At its core, virality is a term used by digital marketers to describe something that takes off and goes viral. It also goes by the name viral marketing.
If something goes viral, viewers look at it a lot, sometimes share it with their friends, and then those friends share it with their friends.
It’s a bit like a cold or the flu; it can quickly spread from person to person without much effort.
Speaking of the cold or the flu, TikTok’s Nyquil sleepy chicken challenge is, for better or worse, an example of some unintended virality. According to the US Food and Drug Administration (US FDA), you shouldn’t cook chicken in Nyquil because it’s dangerous.
Well, guess what? The FDA bringing attention to the gross-out video only made more people want to see it. “NyQuil chicken” trended on Twitter with thousands of people posting a new tweet about it every hour. And, as we all know, seeing is believing (or in this case, vomiting). Strangely enough, if NyQuil or the chicken industry initiated this campaign, they might have had a viral product on their hands. But, on the other hand, they still may have rode the wave of a bump in sales; who knows?
But we’re getting off track. Let’s get back to what virality is, and more importantly, how you can use it to your advantage.
What Causes Virality?
A few key things must come together to make something go viral.
It needs to be:
- Infectious: There has to be some sort of initial reaction or curiosity that gets people interested in the first place. If it doesn’t, no one’s going to watch it, let alone share it.
- Valuable: Once people start watching or using the product, they need to get value from it. If they don’t, they won’t bother sharing it with others.
- Simple: The simpler something is, the easier it is for people to understand and use. And if it’s easy to use, people are more likely to share it.
- Sticky: The more people use a product, the more value they get from it. And the more value they get, the more likely they are to stick with it and share it with others.
These are just a few of the things that need to come together to make something go viral. But there’s one more important thing to consider: timing.
Timing is everything when it comes to virality. If you’re too early, no one will care. If you’re too late, everyone will already be using the product and there won’t be anything new or exciting about it.
You need to find that sweet spot where people are just starting to become interested in the product but it’s not yet mainstream. That’s when you have the best chance of making something go viral.
What is Product Virality?
Product virality happens when people use and like your product so much that they tell other people about it without you even asking them to.
It’s the digital version of “word of mouth” marketing, which is when satisfied customers tell their friends and family about a product or service they love.
But product virality takes things to a whole new level.
While word of mouth might reach a few dozen people at most, product virality can potentially reach millions.
And it doesn’t just stop there.
People who share your product with others effectively become your marketing team. They’re doing the hard work of getting new leads interested in your product for you.
All you have to do is sit back and watch the leads (and customers) roll in.
Isn’t Virality and Word of Mouth the Same Thing?
Let’s clear up a common confusion first; a belief that virality and word of mouth are, in fact, the same thing.

☆ ☆ ☆ ☆

> **Your objective**
Extract the part of the virality text running from "You need to" down to "service they love.", copying it word for word. The listing that comes next is separate material and has no connection to the virality text above.

☆ ☆ ☆ ☆

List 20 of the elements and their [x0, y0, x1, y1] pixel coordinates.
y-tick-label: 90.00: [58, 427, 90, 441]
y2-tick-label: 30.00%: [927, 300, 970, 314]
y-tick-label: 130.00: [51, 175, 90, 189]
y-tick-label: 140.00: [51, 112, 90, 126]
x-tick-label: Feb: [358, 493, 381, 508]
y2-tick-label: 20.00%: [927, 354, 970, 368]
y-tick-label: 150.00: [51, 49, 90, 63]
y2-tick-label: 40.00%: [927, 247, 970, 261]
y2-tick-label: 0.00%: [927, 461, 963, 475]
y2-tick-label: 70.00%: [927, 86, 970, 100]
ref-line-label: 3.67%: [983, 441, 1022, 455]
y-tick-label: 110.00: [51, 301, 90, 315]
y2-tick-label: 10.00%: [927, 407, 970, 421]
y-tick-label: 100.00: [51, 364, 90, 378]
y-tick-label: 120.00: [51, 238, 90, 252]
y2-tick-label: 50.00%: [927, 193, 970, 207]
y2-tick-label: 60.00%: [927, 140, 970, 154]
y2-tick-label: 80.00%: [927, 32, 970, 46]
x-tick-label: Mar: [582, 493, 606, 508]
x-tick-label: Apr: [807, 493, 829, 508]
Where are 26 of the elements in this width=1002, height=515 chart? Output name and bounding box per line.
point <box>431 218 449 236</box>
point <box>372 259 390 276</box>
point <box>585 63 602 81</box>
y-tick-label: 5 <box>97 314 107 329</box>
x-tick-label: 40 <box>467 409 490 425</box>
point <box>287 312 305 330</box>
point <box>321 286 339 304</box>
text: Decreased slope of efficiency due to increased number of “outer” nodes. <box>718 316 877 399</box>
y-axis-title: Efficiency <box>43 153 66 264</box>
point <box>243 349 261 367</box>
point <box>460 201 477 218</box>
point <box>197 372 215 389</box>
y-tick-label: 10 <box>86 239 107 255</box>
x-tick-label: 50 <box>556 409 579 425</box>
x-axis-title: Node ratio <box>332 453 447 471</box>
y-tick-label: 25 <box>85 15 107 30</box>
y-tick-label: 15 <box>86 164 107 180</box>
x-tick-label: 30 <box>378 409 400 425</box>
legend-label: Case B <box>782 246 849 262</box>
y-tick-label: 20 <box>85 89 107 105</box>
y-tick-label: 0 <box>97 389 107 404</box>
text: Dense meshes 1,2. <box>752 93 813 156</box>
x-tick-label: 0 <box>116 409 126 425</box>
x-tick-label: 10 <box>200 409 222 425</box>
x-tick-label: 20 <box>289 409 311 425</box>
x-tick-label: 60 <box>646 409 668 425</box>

☆ ☆ ☆ ☆

> **Task response**
You need to find that sweet spot where people are just starting to become interested in the product but it’s not yet mainstream. That’s when you have the best chance of making something go viral.
What is Product Virality?
Product virality happens when people use and like your product so much that they tell other people about it without you even asking them to.
It’s the digital version of “word of mouth” marketing, which is when satisfied customers tell their friends and family about a product or service they love.